(Dataset items)
* START *

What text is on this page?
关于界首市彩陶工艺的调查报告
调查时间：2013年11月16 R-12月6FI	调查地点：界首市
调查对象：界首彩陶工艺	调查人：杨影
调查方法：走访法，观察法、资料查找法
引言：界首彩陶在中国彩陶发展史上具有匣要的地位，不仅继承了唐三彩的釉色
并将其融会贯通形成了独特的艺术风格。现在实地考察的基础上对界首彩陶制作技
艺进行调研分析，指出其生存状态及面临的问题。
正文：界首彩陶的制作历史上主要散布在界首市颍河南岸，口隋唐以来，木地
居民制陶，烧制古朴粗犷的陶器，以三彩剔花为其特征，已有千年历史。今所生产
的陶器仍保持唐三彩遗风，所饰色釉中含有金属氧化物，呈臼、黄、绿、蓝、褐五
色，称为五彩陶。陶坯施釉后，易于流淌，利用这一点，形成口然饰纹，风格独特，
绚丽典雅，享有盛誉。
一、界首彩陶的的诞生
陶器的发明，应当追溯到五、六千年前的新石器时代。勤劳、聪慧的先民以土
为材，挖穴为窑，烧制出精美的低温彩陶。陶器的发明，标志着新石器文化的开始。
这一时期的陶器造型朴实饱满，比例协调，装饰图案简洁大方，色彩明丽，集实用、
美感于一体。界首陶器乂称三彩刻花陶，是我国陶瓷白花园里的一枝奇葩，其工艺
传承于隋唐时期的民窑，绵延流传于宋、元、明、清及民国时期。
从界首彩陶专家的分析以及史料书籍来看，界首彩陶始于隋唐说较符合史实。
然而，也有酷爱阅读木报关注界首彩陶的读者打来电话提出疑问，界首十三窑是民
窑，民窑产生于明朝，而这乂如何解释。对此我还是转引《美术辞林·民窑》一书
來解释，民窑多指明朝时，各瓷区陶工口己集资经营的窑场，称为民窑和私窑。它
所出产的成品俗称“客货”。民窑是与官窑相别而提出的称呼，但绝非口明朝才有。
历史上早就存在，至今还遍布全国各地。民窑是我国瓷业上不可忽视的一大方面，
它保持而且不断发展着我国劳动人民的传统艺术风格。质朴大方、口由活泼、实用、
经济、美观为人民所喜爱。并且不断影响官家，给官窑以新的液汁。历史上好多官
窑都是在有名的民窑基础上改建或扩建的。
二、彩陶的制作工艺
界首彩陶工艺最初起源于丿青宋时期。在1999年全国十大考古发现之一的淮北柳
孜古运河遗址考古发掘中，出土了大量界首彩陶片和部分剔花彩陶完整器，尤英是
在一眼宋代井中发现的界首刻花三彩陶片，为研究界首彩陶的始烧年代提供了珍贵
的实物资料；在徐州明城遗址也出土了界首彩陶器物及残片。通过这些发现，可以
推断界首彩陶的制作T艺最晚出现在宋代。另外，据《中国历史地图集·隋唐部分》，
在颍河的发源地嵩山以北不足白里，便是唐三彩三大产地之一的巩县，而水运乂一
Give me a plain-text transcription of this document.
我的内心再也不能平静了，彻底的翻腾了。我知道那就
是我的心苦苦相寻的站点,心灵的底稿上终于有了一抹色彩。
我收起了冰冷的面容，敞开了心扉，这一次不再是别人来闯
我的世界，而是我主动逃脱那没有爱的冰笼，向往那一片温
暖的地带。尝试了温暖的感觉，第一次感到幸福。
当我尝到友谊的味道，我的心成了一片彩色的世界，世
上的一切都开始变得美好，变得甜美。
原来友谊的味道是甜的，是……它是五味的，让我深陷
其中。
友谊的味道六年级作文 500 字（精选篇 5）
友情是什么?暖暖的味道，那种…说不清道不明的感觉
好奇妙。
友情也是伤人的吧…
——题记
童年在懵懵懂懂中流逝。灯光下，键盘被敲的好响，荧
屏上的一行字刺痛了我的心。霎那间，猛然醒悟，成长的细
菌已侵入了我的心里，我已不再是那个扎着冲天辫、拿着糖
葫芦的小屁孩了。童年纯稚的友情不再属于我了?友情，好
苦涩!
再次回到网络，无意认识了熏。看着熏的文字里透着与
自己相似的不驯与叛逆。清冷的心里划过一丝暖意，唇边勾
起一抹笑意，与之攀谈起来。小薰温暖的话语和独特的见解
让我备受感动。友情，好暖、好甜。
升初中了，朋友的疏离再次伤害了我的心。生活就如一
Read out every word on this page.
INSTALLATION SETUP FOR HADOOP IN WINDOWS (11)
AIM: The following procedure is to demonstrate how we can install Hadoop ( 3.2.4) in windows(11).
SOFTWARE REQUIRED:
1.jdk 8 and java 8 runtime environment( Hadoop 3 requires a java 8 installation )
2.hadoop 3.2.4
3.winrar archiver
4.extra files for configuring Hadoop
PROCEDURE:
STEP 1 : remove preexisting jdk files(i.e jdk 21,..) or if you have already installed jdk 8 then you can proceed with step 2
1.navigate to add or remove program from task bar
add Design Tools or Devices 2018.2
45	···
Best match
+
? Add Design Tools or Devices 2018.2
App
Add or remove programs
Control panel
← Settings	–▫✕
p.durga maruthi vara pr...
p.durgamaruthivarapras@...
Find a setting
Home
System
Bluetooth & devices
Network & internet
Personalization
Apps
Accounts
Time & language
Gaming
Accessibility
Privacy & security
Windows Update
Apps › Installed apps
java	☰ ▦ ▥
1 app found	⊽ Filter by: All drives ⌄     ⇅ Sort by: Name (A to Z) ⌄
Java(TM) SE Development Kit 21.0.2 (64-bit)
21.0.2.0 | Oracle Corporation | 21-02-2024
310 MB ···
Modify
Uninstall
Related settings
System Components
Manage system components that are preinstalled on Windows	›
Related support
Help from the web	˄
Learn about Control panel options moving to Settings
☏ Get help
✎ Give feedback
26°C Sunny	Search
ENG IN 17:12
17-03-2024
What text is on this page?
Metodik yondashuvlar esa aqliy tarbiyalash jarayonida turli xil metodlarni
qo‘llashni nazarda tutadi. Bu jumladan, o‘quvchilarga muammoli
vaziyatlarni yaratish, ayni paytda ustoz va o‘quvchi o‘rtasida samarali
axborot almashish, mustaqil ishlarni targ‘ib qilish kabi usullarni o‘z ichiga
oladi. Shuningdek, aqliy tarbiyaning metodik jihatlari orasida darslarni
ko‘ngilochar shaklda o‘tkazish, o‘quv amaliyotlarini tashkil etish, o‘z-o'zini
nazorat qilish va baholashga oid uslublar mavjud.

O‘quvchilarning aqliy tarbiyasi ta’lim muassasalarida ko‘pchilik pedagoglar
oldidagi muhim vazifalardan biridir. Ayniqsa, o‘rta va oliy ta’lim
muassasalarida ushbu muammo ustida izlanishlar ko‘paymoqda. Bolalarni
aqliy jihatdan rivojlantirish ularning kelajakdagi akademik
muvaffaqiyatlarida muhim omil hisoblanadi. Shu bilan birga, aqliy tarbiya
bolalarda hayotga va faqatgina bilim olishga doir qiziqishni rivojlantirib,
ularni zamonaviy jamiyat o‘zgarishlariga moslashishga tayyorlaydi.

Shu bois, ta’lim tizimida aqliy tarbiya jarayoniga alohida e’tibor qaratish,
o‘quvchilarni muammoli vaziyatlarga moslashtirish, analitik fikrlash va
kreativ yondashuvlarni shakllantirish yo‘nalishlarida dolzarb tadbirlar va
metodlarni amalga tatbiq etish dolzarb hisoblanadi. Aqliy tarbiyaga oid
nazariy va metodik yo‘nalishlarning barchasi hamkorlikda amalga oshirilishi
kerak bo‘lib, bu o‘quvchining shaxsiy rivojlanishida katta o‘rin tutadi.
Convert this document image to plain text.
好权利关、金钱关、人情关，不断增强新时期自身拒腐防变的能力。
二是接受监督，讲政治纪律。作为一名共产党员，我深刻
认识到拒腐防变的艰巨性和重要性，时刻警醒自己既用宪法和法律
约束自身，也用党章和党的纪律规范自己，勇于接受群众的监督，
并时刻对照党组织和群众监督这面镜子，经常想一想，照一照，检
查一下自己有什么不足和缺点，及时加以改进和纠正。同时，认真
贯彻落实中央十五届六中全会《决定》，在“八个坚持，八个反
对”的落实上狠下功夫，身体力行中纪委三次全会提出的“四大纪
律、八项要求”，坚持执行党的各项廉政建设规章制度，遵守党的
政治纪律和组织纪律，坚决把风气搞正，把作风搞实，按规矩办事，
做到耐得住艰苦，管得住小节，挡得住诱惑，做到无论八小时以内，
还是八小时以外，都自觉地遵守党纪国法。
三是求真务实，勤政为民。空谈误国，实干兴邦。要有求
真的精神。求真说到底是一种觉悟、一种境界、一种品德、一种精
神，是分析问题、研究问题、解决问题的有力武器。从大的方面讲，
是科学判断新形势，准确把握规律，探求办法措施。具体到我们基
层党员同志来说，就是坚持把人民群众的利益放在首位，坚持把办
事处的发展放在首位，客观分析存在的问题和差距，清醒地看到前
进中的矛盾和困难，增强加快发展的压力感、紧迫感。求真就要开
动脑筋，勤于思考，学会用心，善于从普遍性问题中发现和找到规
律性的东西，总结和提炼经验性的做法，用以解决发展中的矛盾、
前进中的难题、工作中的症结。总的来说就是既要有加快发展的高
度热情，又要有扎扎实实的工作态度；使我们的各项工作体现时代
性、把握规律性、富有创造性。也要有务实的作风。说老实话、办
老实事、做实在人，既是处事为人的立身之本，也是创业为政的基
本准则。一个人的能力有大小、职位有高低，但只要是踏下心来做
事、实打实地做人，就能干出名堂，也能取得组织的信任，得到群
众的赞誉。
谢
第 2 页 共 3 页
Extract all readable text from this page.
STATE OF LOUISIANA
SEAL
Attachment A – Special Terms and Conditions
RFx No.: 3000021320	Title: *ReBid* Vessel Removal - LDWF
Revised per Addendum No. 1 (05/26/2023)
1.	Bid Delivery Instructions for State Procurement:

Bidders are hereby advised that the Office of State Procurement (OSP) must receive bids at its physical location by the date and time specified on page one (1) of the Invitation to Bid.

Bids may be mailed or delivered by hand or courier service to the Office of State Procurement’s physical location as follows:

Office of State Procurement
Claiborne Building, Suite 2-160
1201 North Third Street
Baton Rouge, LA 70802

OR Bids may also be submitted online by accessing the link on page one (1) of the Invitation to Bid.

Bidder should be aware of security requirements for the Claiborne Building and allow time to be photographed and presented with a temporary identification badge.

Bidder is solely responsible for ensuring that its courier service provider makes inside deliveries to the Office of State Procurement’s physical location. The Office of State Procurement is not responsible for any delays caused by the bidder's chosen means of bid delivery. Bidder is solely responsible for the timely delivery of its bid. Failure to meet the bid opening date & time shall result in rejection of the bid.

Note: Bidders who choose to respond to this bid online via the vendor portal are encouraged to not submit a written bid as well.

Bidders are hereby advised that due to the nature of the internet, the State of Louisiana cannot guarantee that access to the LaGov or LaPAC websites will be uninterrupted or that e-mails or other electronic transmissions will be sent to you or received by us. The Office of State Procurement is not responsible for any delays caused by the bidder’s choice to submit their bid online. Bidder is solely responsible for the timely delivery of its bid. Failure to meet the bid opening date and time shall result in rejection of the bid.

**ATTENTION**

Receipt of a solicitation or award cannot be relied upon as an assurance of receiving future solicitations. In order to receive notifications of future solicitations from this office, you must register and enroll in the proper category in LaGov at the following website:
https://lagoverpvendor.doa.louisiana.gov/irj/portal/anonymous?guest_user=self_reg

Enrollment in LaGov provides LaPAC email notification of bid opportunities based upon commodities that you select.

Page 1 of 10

* END *

Given problem:
Gather all lines with the string "remove" from the data.

Correct output:
STEP 1 : remove preexisting jdk files(i.e jdk 21,..) or if you have already installed jdk 8 then you can proceed with step 2
1.navigate to add or remove program from task bar
Add or remove programs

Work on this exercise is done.